# Work to complete
Reproduce all records exactly.
*** Dataset records
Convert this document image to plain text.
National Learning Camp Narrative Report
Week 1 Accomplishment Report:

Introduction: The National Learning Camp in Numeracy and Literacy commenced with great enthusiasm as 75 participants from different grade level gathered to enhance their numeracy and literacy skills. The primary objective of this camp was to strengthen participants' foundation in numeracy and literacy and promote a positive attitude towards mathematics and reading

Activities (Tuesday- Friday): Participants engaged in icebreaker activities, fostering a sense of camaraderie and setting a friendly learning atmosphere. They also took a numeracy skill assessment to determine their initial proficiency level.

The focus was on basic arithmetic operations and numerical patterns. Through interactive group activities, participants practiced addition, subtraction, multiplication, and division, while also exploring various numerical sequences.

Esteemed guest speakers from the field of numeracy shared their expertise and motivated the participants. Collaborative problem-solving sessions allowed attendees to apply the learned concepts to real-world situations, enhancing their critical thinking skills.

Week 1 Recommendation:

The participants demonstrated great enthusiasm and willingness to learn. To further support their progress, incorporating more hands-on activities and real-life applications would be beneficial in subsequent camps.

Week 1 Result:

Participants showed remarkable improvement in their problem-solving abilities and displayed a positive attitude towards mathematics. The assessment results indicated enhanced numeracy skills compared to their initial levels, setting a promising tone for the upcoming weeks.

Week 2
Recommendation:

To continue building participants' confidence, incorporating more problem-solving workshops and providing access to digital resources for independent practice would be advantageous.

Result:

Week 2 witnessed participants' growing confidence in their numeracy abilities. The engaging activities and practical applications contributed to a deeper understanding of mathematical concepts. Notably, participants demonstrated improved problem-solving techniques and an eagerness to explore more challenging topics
******
# Problem solution
Convert this document image to plain text.
National Learning Camp Narrative Report
Week 1 Accomplishment Report:

Introduction: The National Learning Camp in Numeracy and Literacy commenced with great enthusiasm as 75 participants from different grade level gathered to enhance their numeracy and literacy skills. The primary objective of this camp was to strengthen participants' foundation in numeracy and literacy and promote a positive attitude towards mathematics and reading

Activities (Tuesday- Friday): Participants engaged in icebreaker activities, fostering a sense of camaraderie and setting a friendly learning atmosphere. They also took a numeracy skill assessment to determine their initial proficiency level.

The focus was on basic arithmetic operations and numerical patterns. Through interactive group activities, participants practiced addition, subtraction, multiplication, and division, while also exploring various numerical sequences.

Esteemed guest speakers from the field of numeracy shared their expertise and motivated the participants. Collaborative problem-solving sessions allowed attendees to apply the learned concepts to real-world situations, enhancing their critical thinking skills.

Week 1 Recommendation:

The participants demonstrated great enthusiasm and willingness to learn. To further support their progress, incorporating more hands-on activities and real-life applications would be beneficial in subsequent camps.

Week 1 Result:

Participants showed remarkable improvement in their problem-solving abilities and displayed a positive attitude towards mathematics. The assessment results indicated enhanced numeracy skills compared to their initial levels, setting a promising tone for the upcoming weeks.

Week 2
Recommendation:

To continue building participants' confidence, incorporating more problem-solving workshops and providing access to digital resources for independent practice would be advantageous.

Result:

Week 2 witnessed participants' growing confidence in their numeracy abilities. The engaging activities and practical applications contributed to a deeper understanding of mathematical concepts. Notably, participants demonstrated improved problem-solving techniques and an eagerness to explore more challenging topics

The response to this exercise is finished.